**PROMPT:** Restate the full set of records exactly, without adding or dropping a word.

[Extracts from a graphics dataset]
◆ ◆ ◆

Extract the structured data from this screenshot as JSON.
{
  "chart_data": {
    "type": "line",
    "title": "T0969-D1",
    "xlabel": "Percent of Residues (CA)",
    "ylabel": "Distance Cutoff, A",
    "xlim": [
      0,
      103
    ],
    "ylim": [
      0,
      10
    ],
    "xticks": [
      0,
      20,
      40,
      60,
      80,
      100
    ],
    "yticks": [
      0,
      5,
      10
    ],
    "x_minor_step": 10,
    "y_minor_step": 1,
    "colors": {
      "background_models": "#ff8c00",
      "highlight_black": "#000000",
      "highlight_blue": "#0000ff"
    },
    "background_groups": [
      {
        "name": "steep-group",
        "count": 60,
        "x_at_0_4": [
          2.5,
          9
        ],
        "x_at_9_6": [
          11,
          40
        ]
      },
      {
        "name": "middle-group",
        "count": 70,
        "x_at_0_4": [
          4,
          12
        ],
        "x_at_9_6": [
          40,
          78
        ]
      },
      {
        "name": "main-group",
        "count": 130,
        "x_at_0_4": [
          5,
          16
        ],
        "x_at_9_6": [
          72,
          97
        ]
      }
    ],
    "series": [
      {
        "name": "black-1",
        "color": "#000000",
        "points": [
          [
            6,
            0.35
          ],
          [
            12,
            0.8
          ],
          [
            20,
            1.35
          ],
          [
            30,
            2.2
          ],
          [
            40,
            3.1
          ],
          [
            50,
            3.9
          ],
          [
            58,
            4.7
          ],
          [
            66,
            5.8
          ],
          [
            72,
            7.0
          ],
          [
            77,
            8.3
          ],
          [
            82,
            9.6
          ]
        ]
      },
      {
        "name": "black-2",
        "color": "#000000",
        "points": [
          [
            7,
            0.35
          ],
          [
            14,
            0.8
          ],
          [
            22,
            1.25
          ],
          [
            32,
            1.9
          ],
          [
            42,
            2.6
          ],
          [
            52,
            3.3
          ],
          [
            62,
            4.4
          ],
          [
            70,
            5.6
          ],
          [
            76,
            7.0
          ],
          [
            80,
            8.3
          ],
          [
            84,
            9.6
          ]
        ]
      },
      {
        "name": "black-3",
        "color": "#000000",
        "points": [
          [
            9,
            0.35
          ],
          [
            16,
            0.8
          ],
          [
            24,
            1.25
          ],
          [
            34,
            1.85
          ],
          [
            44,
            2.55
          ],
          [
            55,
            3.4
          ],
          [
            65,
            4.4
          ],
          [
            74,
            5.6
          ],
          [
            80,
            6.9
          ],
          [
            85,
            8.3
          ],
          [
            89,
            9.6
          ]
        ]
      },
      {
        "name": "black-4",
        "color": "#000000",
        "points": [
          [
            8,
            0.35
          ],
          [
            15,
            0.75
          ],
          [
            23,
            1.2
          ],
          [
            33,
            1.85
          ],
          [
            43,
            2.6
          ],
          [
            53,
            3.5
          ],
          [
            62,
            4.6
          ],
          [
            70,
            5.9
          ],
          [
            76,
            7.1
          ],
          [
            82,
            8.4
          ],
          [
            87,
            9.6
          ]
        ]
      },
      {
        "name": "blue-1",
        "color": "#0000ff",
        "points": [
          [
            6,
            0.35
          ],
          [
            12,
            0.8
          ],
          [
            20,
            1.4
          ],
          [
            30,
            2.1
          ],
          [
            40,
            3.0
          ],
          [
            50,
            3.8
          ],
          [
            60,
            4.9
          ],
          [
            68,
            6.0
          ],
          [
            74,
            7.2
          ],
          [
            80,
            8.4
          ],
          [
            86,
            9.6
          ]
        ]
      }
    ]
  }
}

◆ ◆ ◆

**SOLUTION FOR THIS PROBLEM:**
Extract the structured data from this screenshot as JSON.
{
  "chart_data": {
    "type": "line",
    "title": "T0969-D1",
    "xlabel": "Percent of Residues (CA)",
    "ylabel": "Distance Cutoff, A",
    "xlim": [
      0,
      103
    ],
    "ylim": [
      0,
      10
    ],
    "xticks": [
      0,
      20,
      40,
      60,
      80,
      100
    ],
    "yticks": [
      0,
      5,
      10
    ],
    "x_minor_step": 10,
    "y_minor_step": 1,
    "colors": {
      "background_models": "#ff8c00",
      "highlight_black": "#000000",
      "highlight_blue": "#0000ff"
    },
    "background_groups": [
      {
        "name": "steep-group",
        "count": 60,
        "x_at_0_4": [
          2.5,
          9
        ],
        "x_at_9_6": [
          11,
          40
        ]
      },
      {
        "name": "middle-group",
        "count": 70,
        "x_at_0_4": [
          4,
          12
        ],
        "x_at_9_6": [
          40,
          78
        ]
      },
      {
        "name": "main-group",
        "count": 130,
        "x_at_0_4": [
          5,
          16
        ],
        "x_at_9_6": [
          72,
          97
        ]
      }
    ],
    "series": [
      {
        "name": "black-1",
        "color": "#000000",
        "points": [
          [
            6,
            0.35
          ],
          [
            12,
            0.8
          ],
          [
            20,
            1.35
          ],
          [
            30,
            2.2
          ],
          [
            40,
            3.1
          ],
          [
            50,
            3.9
          ],
          [
            58,
            4.7
          ],
          [
            66,
            5.8
          ],
          [
            72,
            7.0
          ],
          [
            77,
            8.3
          ],
          [
            82,
            9.6
          ]
        ]
      },
      {
        "name": "black-2",
        "color": "#000000",
        "points": [
          [
            7,
            0.35
          ],
          [
            14,
            0.8
          ],
          [
            22,
            1.25
          ],
          [
            32,
            1.9
          ],
          [
            42,
            2.6
          ],
          [
            52,
            3.3
          ],
          [
            62,
            4.4
          ],
          [
            70,
            5.6
          ],
          [
            76,
            7.0
          ],
          [
            80,
            8.3
          ],
          [
            84,
            9.6
          ]
        ]
      },
      {
        "name": "black-3",
        "color": "#000000",
        "points": [
          [
            9,
            0.35
          ],
          [
            16,
            0.8
          ],
          [
            24,
            1.25
          ],
          [
            34,
            1.85
          ],
          [
            44,
            2.55
          ],
          [
            55,
            3.4
          ],
          [
            65,
            4.4
          ],
          [
            74,
            5.6
          ],
          [
            80,
            6.9
          ],
          [
            85,
            8.3
          ],
          [
            89,
            9.6
          ]
        ]
      },
      {
        "name": "black-4",
        "color": "#000000",
        "points": [
          [
            8,
            0.35
          ],
          [
            15,
            0.75
          ],
          [
            23,
            1.2
          ],
          [
            33,
            1.85
          ],
          [
            43,
            2.6
          ],
          [
            53,
            3.5
          ],
          [
            62,
            4.6
          ],
          [
            70,
            5.9
          ],
          [
            76,
            7.1
          ],
          [
            82,
            8.4
          ],
          [
            87,
            9.6
          ]
        ]
      },
      {
        "name": "blue-1",
        "color": "#0000ff",
        "points": [
          [
            6,
            0.35
          ],
          [
            12,
            0.8
          ],
          [
            20,
            1.4
          ],
          [
            30,
            2.1
          ],
          [
            40,
            3.0
          ],
          [
            50,
            3.8
          ],
          [
            60,
            4.9
          ],
          [
            68,
            6.0
          ],
          [
            74,
            7.2
          ],
          [
            80,
            8.4
          ],
          [
            86,
            9.6
          ]
        ]
      }
    ]
  }
}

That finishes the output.